● **Requirement**
Type out the data exactly as given. Skip any image.

┌────────

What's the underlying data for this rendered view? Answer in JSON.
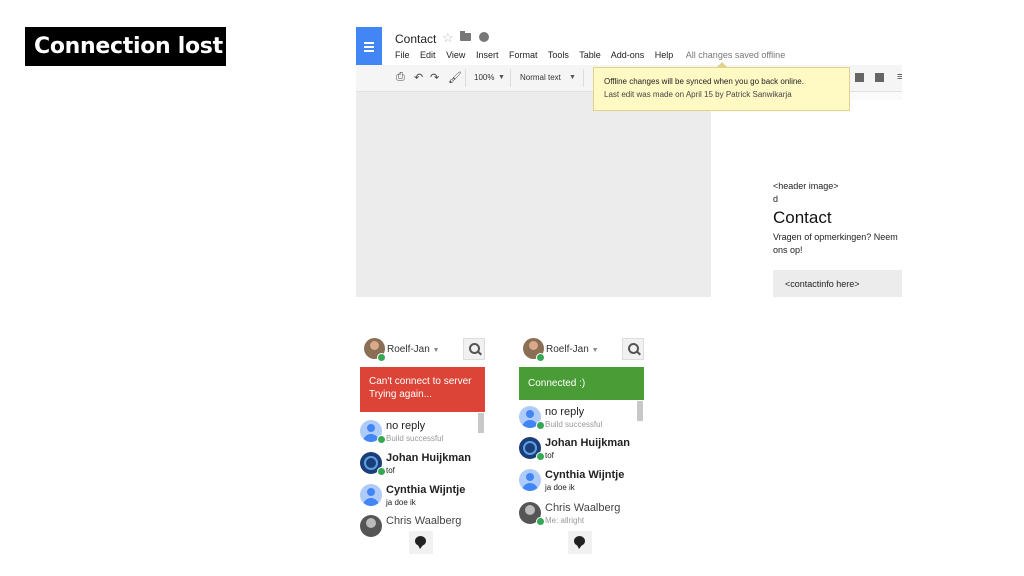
{
  "slide": {
    "title": "Connection lost"
  },
  "docs": {
    "doc_title": "Contact",
    "icons": {
      "app": "docs-icon",
      "star": "star-icon",
      "folder": "folder-icon",
      "drive": "drive-icon"
    },
    "menu": [
      "File",
      "Edit",
      "View",
      "Insert",
      "Format",
      "Tools",
      "Table",
      "Add-ons",
      "Help"
    ],
    "saved_status": "All changes saved offline",
    "toolbar": {
      "zoom": "100%",
      "style": "Normal text"
    },
    "tooltip": {
      "line1": "Offline changes will be synced when you go back online.",
      "line2": "Last edit was made on April 15 by Patrick Sanwikarja"
    },
    "content": {
      "header_image": "<header image>",
      "d": "d",
      "heading": "Contact",
      "paragraph_line1": "Vragen of opmerkingen? Neem",
      "paragraph_line2": "ons op!",
      "contactinfo": "<contactinfo here>"
    }
  },
  "hangouts": [
    {
      "user": "Roelf-Jan",
      "banner_line1": "Can't connect to server",
      "banner_line2": "Trying again...",
      "banner_color": "#db4437",
      "contacts": [
        {
          "name": "no reply",
          "status": "Build successful"
        },
        {
          "name": "Johan Huijkman",
          "status": "tof"
        },
        {
          "name": "Cynthia Wijntje",
          "status": "ja doe ik"
        },
        {
          "name": "Chris Waalberg",
          "status": ""
        }
      ]
    },
    {
      "user": "Roelf-Jan",
      "banner_line1": "Connected :)",
      "banner_color": "#4a9c36",
      "contacts": [
        {
          "name": "no reply",
          "status": "Build successful"
        },
        {
          "name": "Johan Huijkman",
          "status": "tof"
        },
        {
          "name": "Cynthia Wijntje",
          "status": "ja doe ik"
        },
        {
          "name": "Chris Waalberg",
          "status": "Me: allright"
        }
      ]
    }
  ]
}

└────────

● **Final result**
What's the underlying data for this rendered view? Answer in JSON.
{
  "slide": {
    "title": "Connection lost"
  },
  "docs": {
    "doc_title": "Contact",
    "icons": {
      "app": "docs-icon",
      "star": "star-icon",
      "folder": "folder-icon",
      "drive": "drive-icon"
    },
    "menu": [
      "File",
      "Edit",
      "View",
      "Insert",
      "Format",
      "Tools",
      "Table",
      "Add-ons",
      "Help"
    ],
    "saved_status": "All changes saved offline",
    "toolbar": {
      "zoom": "100%",
      "style": "Normal text"
    },
    "tooltip": {
      "line1": "Offline changes will be synced when you go back online.",
      "line2": "Last edit was made on April 15 by Patrick Sanwikarja"
    },
    "content": {
      "header_image": "<header image>",
      "d": "d",
      "heading": "Contact",
      "paragraph_line1": "Vragen of opmerkingen? Neem",
      "paragraph_line2": "ons op!",
      "contactinfo": "<contactinfo here>"
    }
  },
  "hangouts": [
    {
      "user": "Roelf-Jan",
      "banner_line1": "Can't connect to server",
      "banner_line2": "Trying again...",
      "banner_color": "#db4437",
      "contacts": [
        {
          "name": "no reply",
          "status": "Build successful"
        },
        {
          "name": "Johan Huijkman",
          "status": "tof"
        },
        {
          "name": "Cynthia Wijntje",
          "status": "ja doe ik"
        },
        {
          "name": "Chris Waalberg",
          "status": ""
        }
      ]
    },
    {
      "user": "Roelf-Jan",
      "banner_line1": "Connected :)",
      "banner_color": "#4a9c36",
      "contacts": [
        {
          "name": "no reply",
          "status": "Build successful"
        },
        {
          "name": "Johan Huijkman",
          "status": "tof"
        },
        {
          "name": "Cynthia Wijntje",
          "status": "ja doe ik"
        },
        {
          "name": "Chris Waalberg",
          "status": "Me: allright"
        }
      ]
    }
  ]
}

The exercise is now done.